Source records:
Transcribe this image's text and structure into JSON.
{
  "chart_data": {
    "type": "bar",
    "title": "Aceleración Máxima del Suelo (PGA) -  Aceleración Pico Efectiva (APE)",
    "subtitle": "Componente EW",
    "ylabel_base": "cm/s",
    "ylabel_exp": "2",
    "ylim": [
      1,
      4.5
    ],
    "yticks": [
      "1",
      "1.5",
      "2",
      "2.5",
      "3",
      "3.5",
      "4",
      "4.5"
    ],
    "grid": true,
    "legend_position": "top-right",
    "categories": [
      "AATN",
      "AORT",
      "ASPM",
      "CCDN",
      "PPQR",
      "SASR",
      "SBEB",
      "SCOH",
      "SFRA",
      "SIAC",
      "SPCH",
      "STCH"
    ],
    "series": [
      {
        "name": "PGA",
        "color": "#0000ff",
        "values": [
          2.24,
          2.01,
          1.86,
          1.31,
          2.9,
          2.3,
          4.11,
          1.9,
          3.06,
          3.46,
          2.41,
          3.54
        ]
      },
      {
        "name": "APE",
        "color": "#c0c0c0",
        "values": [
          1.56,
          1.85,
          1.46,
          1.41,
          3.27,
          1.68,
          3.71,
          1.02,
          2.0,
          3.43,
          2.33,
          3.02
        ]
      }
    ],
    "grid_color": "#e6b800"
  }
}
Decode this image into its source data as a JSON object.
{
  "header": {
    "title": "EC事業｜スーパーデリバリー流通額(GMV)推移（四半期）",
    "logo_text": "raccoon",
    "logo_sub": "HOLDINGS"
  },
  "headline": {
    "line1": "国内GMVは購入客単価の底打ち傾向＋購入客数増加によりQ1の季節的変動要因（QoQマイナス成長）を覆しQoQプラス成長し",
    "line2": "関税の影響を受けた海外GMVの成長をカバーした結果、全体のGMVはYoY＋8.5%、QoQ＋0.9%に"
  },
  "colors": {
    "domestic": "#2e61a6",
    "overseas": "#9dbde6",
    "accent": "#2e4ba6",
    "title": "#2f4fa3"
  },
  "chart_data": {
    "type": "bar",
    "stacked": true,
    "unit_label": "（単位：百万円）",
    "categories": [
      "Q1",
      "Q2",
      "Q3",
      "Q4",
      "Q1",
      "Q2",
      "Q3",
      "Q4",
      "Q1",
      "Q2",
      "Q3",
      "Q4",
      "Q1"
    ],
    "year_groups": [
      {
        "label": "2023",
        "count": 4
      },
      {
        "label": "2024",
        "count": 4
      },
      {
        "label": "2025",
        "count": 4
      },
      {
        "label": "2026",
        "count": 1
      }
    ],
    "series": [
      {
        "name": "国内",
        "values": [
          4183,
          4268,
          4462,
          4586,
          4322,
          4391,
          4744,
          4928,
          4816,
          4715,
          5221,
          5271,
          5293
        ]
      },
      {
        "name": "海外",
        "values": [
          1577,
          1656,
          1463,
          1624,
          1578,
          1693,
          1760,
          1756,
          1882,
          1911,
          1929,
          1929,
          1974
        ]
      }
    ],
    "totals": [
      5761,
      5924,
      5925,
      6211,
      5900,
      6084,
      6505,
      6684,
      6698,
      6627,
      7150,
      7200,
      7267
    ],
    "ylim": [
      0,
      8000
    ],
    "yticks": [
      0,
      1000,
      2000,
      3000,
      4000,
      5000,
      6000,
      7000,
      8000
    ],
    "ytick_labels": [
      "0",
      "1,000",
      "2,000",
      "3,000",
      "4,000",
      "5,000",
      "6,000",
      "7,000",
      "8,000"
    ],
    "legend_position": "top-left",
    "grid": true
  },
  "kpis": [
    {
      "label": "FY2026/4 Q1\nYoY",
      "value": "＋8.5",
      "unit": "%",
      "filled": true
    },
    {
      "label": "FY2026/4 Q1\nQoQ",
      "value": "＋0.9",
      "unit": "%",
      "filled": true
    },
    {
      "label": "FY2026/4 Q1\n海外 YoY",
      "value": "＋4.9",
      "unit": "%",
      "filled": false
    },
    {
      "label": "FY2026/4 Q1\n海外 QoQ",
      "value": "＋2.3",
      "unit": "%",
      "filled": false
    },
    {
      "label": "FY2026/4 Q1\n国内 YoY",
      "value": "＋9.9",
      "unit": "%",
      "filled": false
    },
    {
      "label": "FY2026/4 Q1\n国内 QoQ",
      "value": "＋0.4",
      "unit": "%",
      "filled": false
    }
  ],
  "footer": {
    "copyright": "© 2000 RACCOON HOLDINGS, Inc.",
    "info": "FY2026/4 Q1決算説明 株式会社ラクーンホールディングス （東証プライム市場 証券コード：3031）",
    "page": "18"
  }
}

» SHORT TASK: From the first line to the last, please quote the material above exactly.

» SOLUTION:
Transcribe this image's text and structure into JSON.
{
  "chart_data": {
    "type": "bar",
    "title": "Aceleración Máxima del Suelo (PGA) -  Aceleración Pico Efectiva (APE)",
    "subtitle": "Componente EW",
    "ylabel_base": "cm/s",
    "ylabel_exp": "2",
    "ylim": [
      1,
      4.5
    ],
    "yticks": [
      "1",
      "1.5",
      "2",
      "2.5",
      "3",
      "3.5",
      "4",
      "4.5"
    ],
    "grid": true,
    "legend_position": "top-right",
    "categories": [
      "AATN",
      "AORT",
      "ASPM",
      "CCDN",
      "PPQR",
      "SASR",
      "SBEB",
      "SCOH",
      "SFRA",
      "SIAC",
      "SPCH",
      "STCH"
    ],
    "series": [
      {
        "name": "PGA",
        "color": "#0000ff",
        "values": [
          2.24,
          2.01,
          1.86,
          1.31,
          2.9,
          2.3,
          4.11,
          1.9,
          3.06,
          3.46,
          2.41,
          3.54
        ]
      },
      {
        "name": "APE",
        "color": "#c0c0c0",
        "values": [
          1.56,
          1.85,
          1.46,
          1.41,
          3.27,
          1.68,
          3.71,
          1.02,
          2.0,
          3.43,
          2.33,
          3.02
        ]
      }
    ],
    "grid_color": "#e6b800"
  }
}
Decode this image into its source data as a JSON object.
{
  "header": {
    "title": "EC事業｜スーパーデリバリー流通額(GMV)推移（四半期）",
    "logo_text": "raccoon",
    "logo_sub": "HOLDINGS"
  },
  "headline": {
    "line1": "国内GMVは購入客単価の底打ち傾向＋購入客数増加によりQ1の季節的変動要因（QoQマイナス成長）を覆しQoQプラス成長し",
    "line2": "関税の影響を受けた海外GMVの成長をカバーした結果、全体のGMVはYoY＋8.5%、QoQ＋0.9%に"
  },
  "colors": {
    "domestic": "#2e61a6",
    "overseas": "#9dbde6",
    "accent": "#2e4ba6",
    "title": "#2f4fa3"
  },
  "chart_data": {
    "type": "bar",
    "stacked": true,
    "unit_label": "（単位：百万円）",
    "categories": [
      "Q1",
      "Q2",
      "Q3",
      "Q4",
      "Q1",
      "Q2",
      "Q3",
      "Q4",
      "Q1",
      "Q2",
      "Q3",
      "Q4",
      "Q1"
    ],
    "year_groups": [
      {
        "label": "2023",
        "count": 4
      },
      {
        "label": "2024",
        "count": 4
      },
      {
        "label": "2025",
        "count": 4
      },
      {
        "label": "2026",
        "count": 1
      }
    ],
    "series": [
      {
        "name": "国内",
        "values": [
          4183,
          4268,
          4462,
          4586,
          4322,
          4391,
          4744,
          4928,
          4816,
          4715,
          5221,
          5271,
          5293
        ]
      },
      {
        "name": "海外",
        "values": [
          1577,
          1656,
          1463,
          1624,
          1578,
          1693,
          1760,
          1756,
          1882,
          1911,
          1929,
          1929,
          1974
        ]
      }
    ],
    "totals": [
      5761,
      5924,
      5925,
      6211,
      5900,
      6084,
      6505,
      6684,
      6698,
      6627,
      7150,
      7200,
      7267
    ],
    "ylim": [
      0,
      8000
    ],
    "yticks": [
      0,
      1000,
      2000,
      3000,
      4000,
      5000,
      6000,
      7000,
      8000
    ],
    "ytick_labels": [
      "0",
      "1,000",
      "2,000",
      "3,000",
      "4,000",
      "5,000",
      "6,000",
      "7,000",
      "8,000"
    ],
    "legend_position": "top-left",
    "grid": true
  },
  "kpis": [
    {
      "label": "FY2026/4 Q1\nYoY",
      "value": "＋8.5",
      "unit": "%",
      "filled": true
    },
    {
      "label": "FY2026/4 Q1\nQoQ",
      "value": "＋0.9",
      "unit": "%",
      "filled": true
    },
    {
      "label": "FY2026/4 Q1\n海外 YoY",
      "value": "＋4.9",
      "unit": "%",
      "filled": false
    },
    {
      "label": "FY2026/4 Q1\n海外 QoQ",
      "value": "＋2.3",
      "unit": "%",
      "filled": false
    },
    {
      "label": "FY2026/4 Q1\n国内 YoY",
      "value": "＋9.9",
      "unit": "%",
      "filled": false
    },
    {
      "label": "FY2026/4 Q1\n国内 QoQ",
      "value": "＋0.4",
      "unit": "%",
      "filled": false
    }
  ],
  "footer": {
    "copyright": "© 2000 RACCOON HOLDINGS, Inc.",
    "info": "FY2026/4 Q1決算説明 株式会社ラクーンホールディングス （東証プライム市場 証券コード：3031）",
    "page": "18"
  }
}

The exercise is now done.